─── Data listing

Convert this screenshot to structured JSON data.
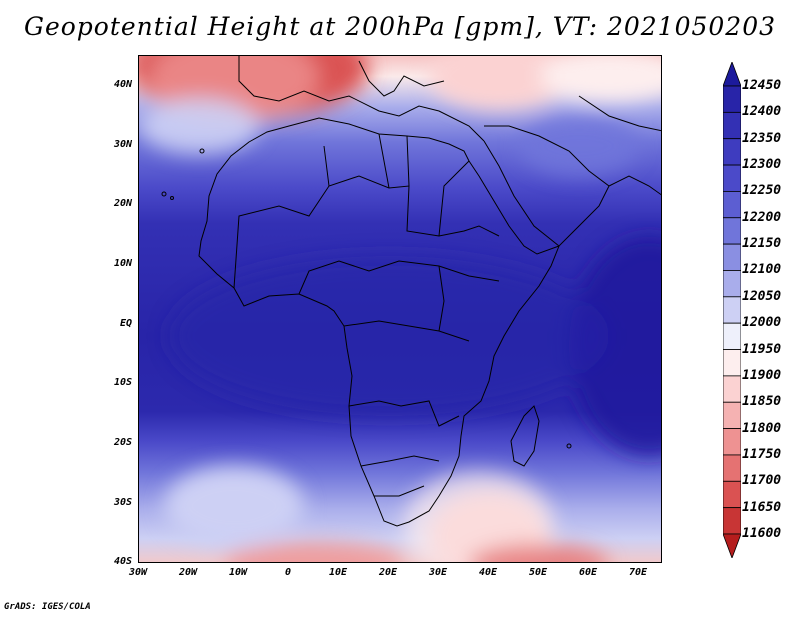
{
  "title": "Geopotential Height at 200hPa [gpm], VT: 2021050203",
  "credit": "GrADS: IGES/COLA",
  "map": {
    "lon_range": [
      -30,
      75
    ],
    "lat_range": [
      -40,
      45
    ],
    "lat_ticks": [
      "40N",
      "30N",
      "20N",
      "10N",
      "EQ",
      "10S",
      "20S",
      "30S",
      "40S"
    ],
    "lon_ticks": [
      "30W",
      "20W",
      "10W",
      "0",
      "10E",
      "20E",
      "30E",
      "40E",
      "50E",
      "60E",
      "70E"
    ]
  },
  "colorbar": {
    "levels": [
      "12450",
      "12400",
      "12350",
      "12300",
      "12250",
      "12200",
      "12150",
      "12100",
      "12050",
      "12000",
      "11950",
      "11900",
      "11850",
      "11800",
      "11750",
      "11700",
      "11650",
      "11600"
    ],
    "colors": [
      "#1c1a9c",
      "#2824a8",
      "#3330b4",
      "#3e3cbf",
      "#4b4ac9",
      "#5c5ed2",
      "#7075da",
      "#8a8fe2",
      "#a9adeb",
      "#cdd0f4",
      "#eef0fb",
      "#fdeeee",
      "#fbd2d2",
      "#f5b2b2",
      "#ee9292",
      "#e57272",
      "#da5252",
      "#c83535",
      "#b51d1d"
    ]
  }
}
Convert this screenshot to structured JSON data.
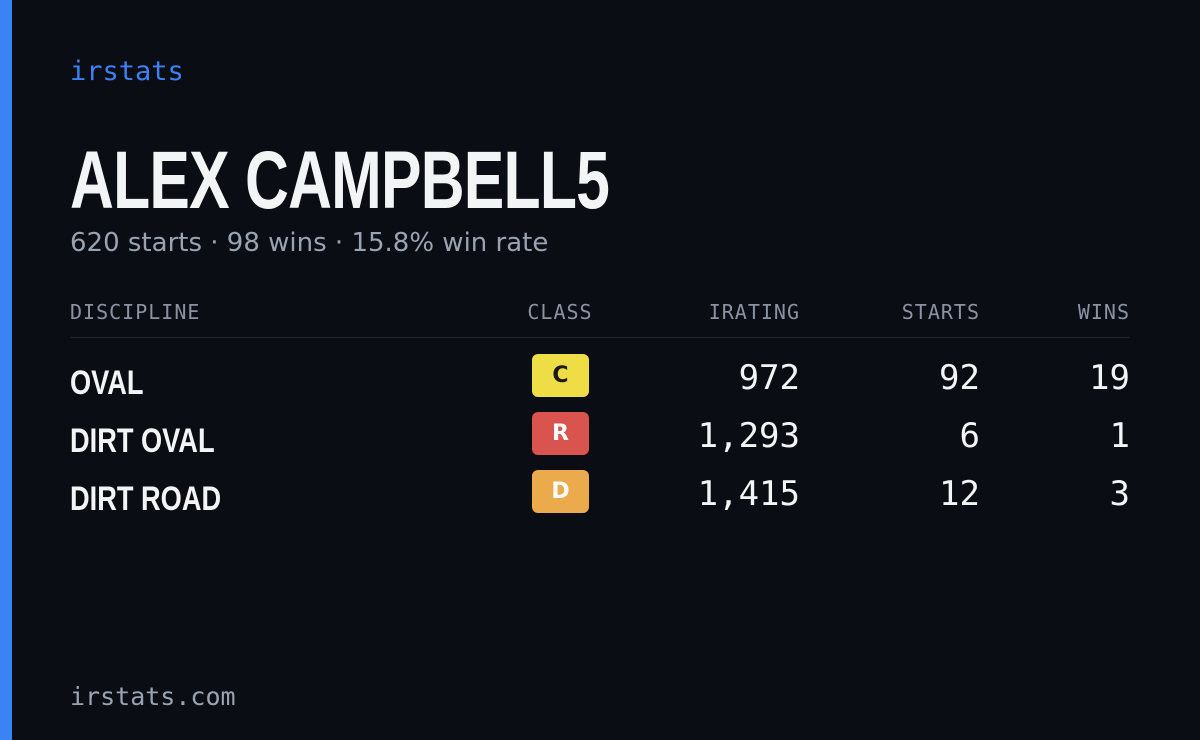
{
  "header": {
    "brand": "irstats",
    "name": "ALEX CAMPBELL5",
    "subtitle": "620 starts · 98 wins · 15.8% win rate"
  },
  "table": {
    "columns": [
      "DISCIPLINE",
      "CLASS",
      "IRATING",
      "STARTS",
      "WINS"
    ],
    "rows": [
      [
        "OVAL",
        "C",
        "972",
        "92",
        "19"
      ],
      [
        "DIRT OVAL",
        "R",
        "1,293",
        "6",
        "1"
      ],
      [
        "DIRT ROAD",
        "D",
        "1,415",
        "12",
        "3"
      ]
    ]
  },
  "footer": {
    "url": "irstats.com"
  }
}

──────

Transcribe all of the records above character for character. Exclude the pictures.

Convert this screenshot to structured JSON data.
{
  "title": "Geopotential Height at 200hPa [gpm], VT: 2021050203",
  "credit": "GrADS: IGES/COLA",
  "map": {
    "lon_range": [
      -30,
      75
    ],
    "lat_range": [
      -40,
      45
    ],
    "lat_ticks": [
      "40N",
      "30N",
      "20N",
      "10N",
      "EQ",
      "10S",
      "20S",
      "30S",
      "40S"
    ],
    "lon_ticks": [
      "30W",
      "20W",
      "10W",
      "0",
      "10E",
      "20E",
      "30E",
      "40E",
      "50E",
      "60E",
      "70E"
    ]
  },
  "colorbar": {
    "levels": [
      "12450",
      "12400",
      "12350",
      "12300",
      "12250",
      "12200",
      "12150",
      "12100",
      "12050",
      "12000",
      "11950",
      "11900",
      "11850",
      "11800",
      "11750",
      "11700",
      "11650",
      "11600"
    ],
    "colors": [
      "#1c1a9c",
      "#2824a8",
      "#3330b4",
      "#3e3cbf",
      "#4b4ac9",
      "#5c5ed2",
      "#7075da",
      "#8a8fe2",
      "#a9adeb",
      "#cdd0f4",
      "#eef0fb",
      "#fdeeee",
      "#fbd2d2",
      "#f5b2b2",
      "#ee9292",
      "#e57272",
      "#da5252",
      "#c83535",
      "#b51d1d"
    ]
  }
}
Convert this screenshot to structured JSON data.
{
  "header": {
    "brand": "irstats",
    "name": "ALEX CAMPBELL5",
    "subtitle": "620 starts · 98 wins · 15.8% win rate"
  },
  "table": {
    "columns": [
      "DISCIPLINE",
      "CLASS",
      "IRATING",
      "STARTS",
      "WINS"
    ],
    "rows": [
      [
        "OVAL",
        "C",
        "972",
        "92",
        "19"
      ],
      [
        "DIRT OVAL",
        "R",
        "1,293",
        "6",
        "1"
      ],
      [
        "DIRT ROAD",
        "D",
        "1,415",
        "12",
        "3"
      ]
    ]
  },
  "footer": {
    "url": "irstats.com"
  }
}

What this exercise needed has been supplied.